## [Given problem]
Return each line of the entries below that contains the string "heading". Case counts.

________

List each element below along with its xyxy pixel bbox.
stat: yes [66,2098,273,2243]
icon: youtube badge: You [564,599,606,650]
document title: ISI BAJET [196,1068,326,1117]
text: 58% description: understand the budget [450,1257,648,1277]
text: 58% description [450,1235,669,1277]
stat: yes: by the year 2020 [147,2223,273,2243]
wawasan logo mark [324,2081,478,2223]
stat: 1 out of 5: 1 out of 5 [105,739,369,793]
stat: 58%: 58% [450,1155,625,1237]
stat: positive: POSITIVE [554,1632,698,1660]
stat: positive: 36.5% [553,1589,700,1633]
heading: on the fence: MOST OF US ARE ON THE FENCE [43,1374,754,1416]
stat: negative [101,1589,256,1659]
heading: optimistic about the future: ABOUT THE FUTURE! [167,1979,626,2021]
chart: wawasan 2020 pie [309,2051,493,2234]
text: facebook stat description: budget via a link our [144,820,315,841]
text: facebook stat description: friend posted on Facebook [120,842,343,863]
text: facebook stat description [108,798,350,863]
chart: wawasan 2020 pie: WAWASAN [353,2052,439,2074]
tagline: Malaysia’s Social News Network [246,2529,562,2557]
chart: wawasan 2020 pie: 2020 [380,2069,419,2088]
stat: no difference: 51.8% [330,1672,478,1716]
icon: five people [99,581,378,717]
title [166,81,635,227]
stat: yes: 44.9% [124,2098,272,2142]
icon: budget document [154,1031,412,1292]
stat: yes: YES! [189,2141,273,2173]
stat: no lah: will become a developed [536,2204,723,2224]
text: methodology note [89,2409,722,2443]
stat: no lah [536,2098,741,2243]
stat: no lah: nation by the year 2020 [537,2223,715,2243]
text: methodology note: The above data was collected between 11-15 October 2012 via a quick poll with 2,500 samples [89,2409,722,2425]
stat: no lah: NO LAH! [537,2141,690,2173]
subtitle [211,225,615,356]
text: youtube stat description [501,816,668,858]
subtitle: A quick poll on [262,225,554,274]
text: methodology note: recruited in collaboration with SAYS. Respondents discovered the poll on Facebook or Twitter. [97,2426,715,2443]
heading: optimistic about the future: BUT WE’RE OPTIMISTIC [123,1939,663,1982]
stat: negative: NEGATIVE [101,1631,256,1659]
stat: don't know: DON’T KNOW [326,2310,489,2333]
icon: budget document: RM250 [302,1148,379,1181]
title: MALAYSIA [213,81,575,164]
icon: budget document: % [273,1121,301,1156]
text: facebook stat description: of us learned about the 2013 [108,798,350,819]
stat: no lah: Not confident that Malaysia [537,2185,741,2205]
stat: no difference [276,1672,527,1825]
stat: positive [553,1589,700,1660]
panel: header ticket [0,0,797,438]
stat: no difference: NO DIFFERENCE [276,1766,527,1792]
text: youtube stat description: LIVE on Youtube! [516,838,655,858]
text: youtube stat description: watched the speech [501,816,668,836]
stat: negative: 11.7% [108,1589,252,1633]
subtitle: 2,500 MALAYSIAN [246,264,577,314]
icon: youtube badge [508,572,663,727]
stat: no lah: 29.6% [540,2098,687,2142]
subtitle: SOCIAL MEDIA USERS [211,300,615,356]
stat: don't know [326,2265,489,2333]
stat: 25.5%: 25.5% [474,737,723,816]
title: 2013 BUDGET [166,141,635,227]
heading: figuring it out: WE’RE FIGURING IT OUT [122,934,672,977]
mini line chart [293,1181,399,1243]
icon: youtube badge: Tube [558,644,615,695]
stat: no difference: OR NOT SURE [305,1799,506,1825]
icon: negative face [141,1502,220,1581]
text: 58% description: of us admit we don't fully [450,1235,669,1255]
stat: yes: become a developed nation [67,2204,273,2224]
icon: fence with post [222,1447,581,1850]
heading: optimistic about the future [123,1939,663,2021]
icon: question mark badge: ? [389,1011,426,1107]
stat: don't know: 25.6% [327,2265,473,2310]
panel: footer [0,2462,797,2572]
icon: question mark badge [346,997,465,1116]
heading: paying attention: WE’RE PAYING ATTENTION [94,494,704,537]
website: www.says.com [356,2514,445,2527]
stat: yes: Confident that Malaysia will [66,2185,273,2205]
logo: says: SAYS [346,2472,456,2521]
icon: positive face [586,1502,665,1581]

________

## [Written answer]
heading: on the fence: MOST OF US ARE ON THE FENCE [43,1374,754,1416]
heading: optimistic about the future: ABOUT THE FUTURE! [167,1979,626,2021]
heading: optimistic about the future: BUT WE’RE OPTIMISTIC [123,1939,663,1982]
heading: figuring it out: WE’RE FIGURING IT OUT [122,934,672,977]
heading: optimistic about the future [123,1939,663,2021]
heading: paying attention: WE’RE PAYING ATTENTION [94,494,704,537]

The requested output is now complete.